SET EXERCISE: Give the number of lines in the data that hold the word "text", and nothing else.

(begin)

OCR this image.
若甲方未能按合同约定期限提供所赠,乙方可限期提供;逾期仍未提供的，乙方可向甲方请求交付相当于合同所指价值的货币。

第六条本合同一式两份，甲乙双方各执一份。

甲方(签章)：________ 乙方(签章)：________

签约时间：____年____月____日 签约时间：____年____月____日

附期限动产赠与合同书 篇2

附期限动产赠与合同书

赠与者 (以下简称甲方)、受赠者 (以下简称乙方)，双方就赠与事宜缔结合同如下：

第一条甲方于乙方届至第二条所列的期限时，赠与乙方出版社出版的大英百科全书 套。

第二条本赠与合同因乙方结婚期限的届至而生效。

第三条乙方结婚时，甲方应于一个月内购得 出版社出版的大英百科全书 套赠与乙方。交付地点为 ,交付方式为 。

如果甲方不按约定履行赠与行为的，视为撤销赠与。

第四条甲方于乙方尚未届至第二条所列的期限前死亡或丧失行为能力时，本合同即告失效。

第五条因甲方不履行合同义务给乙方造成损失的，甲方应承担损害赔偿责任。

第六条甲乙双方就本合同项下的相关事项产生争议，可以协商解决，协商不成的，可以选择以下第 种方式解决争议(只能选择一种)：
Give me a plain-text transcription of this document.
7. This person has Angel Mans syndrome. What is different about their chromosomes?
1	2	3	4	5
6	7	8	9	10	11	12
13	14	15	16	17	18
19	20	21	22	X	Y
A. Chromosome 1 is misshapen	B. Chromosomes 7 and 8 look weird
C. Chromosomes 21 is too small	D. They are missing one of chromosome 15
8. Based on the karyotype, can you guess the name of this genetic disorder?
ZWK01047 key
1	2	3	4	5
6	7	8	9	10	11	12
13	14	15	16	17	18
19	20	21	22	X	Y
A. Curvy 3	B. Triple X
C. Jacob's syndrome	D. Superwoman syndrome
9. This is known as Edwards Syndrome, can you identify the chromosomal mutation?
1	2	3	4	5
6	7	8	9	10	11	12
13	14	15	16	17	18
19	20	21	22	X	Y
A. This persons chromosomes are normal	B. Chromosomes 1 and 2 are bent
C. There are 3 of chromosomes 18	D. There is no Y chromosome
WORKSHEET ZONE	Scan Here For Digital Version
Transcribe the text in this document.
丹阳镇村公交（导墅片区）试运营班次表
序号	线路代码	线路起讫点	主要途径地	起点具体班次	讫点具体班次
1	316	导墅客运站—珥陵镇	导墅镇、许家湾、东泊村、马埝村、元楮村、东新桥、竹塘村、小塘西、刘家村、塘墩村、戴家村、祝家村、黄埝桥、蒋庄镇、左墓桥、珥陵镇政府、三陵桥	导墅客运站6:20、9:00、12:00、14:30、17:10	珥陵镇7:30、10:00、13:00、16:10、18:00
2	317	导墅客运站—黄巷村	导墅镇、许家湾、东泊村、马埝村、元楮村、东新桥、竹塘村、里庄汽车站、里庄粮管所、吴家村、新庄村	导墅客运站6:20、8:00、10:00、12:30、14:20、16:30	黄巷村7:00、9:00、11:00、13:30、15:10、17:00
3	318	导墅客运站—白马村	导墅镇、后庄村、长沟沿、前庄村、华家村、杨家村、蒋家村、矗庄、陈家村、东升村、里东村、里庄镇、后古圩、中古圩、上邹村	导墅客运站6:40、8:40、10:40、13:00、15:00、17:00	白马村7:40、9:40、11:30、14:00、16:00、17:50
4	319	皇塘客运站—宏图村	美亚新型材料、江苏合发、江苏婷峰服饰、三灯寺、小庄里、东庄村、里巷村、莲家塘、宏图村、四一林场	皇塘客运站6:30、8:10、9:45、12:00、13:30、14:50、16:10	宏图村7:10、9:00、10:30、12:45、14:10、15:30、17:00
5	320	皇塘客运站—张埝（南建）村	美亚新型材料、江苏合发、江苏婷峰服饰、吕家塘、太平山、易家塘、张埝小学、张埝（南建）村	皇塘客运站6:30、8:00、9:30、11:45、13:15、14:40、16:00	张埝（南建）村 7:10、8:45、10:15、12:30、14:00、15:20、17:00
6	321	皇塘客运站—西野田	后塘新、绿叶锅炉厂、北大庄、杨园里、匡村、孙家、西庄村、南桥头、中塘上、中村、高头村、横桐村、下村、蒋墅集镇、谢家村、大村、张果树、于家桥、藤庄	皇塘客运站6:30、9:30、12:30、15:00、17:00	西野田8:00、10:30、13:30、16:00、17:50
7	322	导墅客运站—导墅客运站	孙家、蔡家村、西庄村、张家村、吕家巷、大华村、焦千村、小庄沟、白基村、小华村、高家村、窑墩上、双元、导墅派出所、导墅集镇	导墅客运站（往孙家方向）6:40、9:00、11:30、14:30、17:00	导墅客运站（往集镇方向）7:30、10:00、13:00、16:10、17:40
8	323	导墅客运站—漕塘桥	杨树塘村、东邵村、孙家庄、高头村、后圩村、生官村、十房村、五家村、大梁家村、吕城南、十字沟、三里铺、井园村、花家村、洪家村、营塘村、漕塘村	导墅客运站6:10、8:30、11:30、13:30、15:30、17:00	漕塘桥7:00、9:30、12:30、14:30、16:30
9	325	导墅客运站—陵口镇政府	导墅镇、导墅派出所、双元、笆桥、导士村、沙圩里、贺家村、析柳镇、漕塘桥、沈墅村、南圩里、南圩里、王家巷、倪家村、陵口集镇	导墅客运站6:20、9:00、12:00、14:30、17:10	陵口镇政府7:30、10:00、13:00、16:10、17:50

(end)

SOLUTION FOR THIS PROBLEM: 2